┌─ ENTRIES PROVIDED

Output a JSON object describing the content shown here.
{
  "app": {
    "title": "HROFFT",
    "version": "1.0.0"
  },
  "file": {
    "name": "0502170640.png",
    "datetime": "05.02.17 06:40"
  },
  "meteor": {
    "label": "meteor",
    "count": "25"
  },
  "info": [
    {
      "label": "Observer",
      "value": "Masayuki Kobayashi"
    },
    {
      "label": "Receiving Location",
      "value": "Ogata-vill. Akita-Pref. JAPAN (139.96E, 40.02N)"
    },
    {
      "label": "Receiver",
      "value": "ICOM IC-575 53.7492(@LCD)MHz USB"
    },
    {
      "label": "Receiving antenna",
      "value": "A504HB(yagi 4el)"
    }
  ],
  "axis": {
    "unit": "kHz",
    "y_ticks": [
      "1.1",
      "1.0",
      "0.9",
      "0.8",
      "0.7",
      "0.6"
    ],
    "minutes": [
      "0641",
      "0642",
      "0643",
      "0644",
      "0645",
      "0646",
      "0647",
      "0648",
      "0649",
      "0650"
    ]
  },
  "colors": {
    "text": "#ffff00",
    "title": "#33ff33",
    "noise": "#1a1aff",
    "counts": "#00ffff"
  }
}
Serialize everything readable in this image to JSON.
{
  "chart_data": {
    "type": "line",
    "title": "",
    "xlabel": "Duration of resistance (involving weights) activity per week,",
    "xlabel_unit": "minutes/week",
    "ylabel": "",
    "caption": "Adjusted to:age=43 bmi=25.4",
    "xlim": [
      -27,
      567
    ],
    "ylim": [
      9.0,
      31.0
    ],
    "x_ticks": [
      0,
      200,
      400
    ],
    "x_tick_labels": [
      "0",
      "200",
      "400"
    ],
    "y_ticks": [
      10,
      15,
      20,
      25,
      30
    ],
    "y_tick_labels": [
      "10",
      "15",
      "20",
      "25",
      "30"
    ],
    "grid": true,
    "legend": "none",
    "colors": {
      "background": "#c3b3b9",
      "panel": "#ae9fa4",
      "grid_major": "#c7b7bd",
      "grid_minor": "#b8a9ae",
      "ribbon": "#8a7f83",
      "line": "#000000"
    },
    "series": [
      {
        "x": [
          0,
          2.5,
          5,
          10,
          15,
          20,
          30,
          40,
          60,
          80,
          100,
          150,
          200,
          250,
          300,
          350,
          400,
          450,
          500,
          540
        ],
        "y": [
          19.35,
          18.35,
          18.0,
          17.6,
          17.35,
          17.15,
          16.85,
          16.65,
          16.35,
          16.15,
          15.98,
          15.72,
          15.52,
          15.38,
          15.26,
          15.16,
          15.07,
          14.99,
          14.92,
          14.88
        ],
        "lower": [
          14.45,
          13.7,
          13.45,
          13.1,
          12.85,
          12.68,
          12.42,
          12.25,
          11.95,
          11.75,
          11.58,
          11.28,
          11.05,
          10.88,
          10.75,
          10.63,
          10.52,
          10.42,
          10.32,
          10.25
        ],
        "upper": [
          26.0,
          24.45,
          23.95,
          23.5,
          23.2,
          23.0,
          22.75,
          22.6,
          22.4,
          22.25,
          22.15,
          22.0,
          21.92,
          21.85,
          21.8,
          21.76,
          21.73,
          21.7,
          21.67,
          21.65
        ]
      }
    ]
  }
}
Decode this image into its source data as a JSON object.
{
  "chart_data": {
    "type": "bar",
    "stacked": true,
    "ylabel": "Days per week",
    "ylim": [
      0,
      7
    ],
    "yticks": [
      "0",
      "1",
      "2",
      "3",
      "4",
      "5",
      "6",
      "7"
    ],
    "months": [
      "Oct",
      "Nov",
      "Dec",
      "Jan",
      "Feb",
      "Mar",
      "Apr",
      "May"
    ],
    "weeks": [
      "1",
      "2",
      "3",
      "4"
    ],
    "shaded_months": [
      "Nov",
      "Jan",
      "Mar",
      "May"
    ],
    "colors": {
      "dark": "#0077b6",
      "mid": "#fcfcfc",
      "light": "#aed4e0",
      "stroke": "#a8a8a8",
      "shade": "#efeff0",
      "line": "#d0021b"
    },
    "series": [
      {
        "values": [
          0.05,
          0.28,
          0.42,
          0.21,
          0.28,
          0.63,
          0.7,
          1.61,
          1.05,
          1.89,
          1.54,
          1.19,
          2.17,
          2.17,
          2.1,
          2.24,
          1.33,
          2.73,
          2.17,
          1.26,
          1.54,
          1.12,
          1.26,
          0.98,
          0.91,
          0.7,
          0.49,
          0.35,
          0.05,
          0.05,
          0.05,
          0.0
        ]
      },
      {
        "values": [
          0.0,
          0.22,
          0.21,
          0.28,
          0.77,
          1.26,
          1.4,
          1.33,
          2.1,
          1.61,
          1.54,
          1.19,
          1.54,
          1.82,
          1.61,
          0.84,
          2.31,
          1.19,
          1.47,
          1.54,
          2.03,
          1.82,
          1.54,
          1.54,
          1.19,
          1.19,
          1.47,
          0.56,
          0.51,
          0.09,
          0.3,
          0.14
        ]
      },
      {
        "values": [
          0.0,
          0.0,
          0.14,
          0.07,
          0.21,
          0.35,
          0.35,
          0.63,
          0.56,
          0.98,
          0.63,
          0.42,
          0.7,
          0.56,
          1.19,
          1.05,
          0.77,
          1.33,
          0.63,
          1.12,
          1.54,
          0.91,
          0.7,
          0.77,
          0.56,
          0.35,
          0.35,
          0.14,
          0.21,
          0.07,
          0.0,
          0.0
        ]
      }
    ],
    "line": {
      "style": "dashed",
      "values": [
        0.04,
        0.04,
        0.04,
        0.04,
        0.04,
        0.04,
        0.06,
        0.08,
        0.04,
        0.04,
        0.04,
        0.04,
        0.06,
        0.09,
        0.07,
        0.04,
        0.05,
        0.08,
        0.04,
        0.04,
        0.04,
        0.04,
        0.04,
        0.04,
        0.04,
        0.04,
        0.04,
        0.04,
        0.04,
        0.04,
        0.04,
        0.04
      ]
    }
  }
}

└─

WHAT YOU SHOULD DO ▸ Report the number of lines that include the string "object"; return nothing but the count.

RESULT OF THE TASK ▸ 2